= Tâche =
D'après le texte sur le naufrage du kwassa au large de Mayotte, de quelle île l'embarcation était-elle partie ?

= Texte à analyser =
-----
La Gazette

des Comores

Naufrage d’un Kwassa : Huit morts

Naufrage d’un Kwassa : Huit morts © : HZK-LGDC

Encore un drame au large de Mayotte. Dans la nuit du 28 août dernier, un kwassa-kwassa, avec à son bord plusieurs personnes, a chaviré. L’embarcation avait quitté Anjouan et espérait rejoindre l’île de Mayotte.


Un éternel recommencement et toujours ceux qui pleuraient leur proches, reprennent la même voie sans se rappeler de ces morts. Une embarcation de fortune a fait naufrage dans la nuit du 28 août dernier au large de Mayotte. Parmi les victimes, un adolescent de 12 ans et une jeune mariée de 19 ans. Selon nos informations, cette jeune mariée se rendait à Mayotte pour rejoindre son époux. « Trois corps, originaires de Domoni ont été identifiés. Aucun survivant.  D’autres corps sont encore portés disparus », nous a confié une source de la gendarmerie.

Ce drame laisse un sentiment d'incompréhension. A qui la faute ? Cette question se pose inévitablement lorsqu'on lit l'essai d'Anissi Chamsidine intitulé « Nisi suali yi ntsi », ceci n'est pas une réponse. Dans cet ouvrage, il dénonce la façon dont une partie de la population est systématiquement marginalisée et poussée vers l'autre île, et « accuse parallèlement la France d'être responsable de cette situation. Pourtant, certains pointent du doigt les dirigeants comoriens, qui semblent fuir leur véritable responsabilité ».
-----
= Lignes fournies =
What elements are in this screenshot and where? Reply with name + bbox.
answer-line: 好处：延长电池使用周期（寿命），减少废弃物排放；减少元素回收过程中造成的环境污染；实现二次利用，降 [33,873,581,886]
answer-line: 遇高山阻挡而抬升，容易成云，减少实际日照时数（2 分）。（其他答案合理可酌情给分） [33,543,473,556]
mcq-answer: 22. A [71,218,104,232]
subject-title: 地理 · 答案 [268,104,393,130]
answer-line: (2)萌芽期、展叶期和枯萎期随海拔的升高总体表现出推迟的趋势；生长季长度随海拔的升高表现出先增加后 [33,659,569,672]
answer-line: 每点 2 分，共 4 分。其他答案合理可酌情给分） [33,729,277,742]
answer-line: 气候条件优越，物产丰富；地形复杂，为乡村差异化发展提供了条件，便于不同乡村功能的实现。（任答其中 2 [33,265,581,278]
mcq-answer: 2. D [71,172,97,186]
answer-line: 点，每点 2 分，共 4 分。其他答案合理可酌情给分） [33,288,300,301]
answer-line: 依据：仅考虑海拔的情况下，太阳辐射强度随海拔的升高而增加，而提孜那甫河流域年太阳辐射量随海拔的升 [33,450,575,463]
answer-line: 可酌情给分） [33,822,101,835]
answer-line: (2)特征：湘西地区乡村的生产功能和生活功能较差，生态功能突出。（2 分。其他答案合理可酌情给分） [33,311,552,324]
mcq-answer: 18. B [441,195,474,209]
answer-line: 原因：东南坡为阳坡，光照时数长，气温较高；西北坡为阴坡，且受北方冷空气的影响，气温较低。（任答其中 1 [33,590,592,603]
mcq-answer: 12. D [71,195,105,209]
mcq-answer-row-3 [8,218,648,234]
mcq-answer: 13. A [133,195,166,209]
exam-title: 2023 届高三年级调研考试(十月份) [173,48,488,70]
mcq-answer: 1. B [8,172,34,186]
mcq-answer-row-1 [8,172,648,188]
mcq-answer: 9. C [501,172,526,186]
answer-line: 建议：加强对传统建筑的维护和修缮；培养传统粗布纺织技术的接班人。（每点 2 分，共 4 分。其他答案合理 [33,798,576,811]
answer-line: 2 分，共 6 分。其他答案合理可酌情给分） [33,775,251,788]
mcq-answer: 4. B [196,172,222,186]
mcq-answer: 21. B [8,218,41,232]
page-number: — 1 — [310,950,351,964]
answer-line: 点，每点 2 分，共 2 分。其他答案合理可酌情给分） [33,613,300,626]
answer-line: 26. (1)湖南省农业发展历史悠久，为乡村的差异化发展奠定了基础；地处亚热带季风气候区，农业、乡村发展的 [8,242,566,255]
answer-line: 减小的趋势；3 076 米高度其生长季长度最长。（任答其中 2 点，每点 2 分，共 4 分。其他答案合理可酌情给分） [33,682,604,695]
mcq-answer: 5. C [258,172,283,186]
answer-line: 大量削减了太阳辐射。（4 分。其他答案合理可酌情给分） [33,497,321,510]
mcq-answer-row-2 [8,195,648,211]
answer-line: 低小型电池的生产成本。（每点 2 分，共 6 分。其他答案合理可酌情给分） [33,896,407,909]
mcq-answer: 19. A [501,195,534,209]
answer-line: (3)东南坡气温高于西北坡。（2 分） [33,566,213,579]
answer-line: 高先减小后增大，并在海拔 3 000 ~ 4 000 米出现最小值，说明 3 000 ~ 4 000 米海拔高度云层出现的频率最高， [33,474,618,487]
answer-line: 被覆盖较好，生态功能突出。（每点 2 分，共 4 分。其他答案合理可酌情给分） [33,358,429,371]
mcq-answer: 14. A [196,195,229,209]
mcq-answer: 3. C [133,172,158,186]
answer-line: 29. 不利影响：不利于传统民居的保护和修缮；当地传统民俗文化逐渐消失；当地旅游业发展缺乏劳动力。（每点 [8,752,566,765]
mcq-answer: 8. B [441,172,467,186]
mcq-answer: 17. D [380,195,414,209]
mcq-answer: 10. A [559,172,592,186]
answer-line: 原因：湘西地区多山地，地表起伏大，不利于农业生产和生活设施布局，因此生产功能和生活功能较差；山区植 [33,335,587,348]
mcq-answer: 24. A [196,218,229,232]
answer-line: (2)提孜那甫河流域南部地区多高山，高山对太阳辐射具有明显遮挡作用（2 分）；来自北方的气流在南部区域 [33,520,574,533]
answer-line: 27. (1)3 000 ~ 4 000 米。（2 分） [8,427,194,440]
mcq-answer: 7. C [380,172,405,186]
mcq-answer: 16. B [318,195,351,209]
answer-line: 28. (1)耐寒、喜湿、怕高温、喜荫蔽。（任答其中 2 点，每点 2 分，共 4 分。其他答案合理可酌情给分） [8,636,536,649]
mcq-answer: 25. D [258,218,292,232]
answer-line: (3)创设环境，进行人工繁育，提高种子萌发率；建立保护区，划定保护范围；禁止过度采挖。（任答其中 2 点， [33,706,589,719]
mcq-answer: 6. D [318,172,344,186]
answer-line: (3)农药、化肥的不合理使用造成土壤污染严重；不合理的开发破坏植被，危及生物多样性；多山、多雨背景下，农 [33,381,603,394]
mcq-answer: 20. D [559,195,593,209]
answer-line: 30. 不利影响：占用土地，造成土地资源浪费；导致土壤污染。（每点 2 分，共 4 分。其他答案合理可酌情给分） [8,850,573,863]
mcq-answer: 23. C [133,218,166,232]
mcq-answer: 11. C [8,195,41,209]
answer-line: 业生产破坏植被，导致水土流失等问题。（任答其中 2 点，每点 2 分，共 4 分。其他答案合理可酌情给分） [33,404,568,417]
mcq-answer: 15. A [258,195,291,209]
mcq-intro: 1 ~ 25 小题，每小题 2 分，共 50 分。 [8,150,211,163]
-----
= Réponse =
D'Anjouan.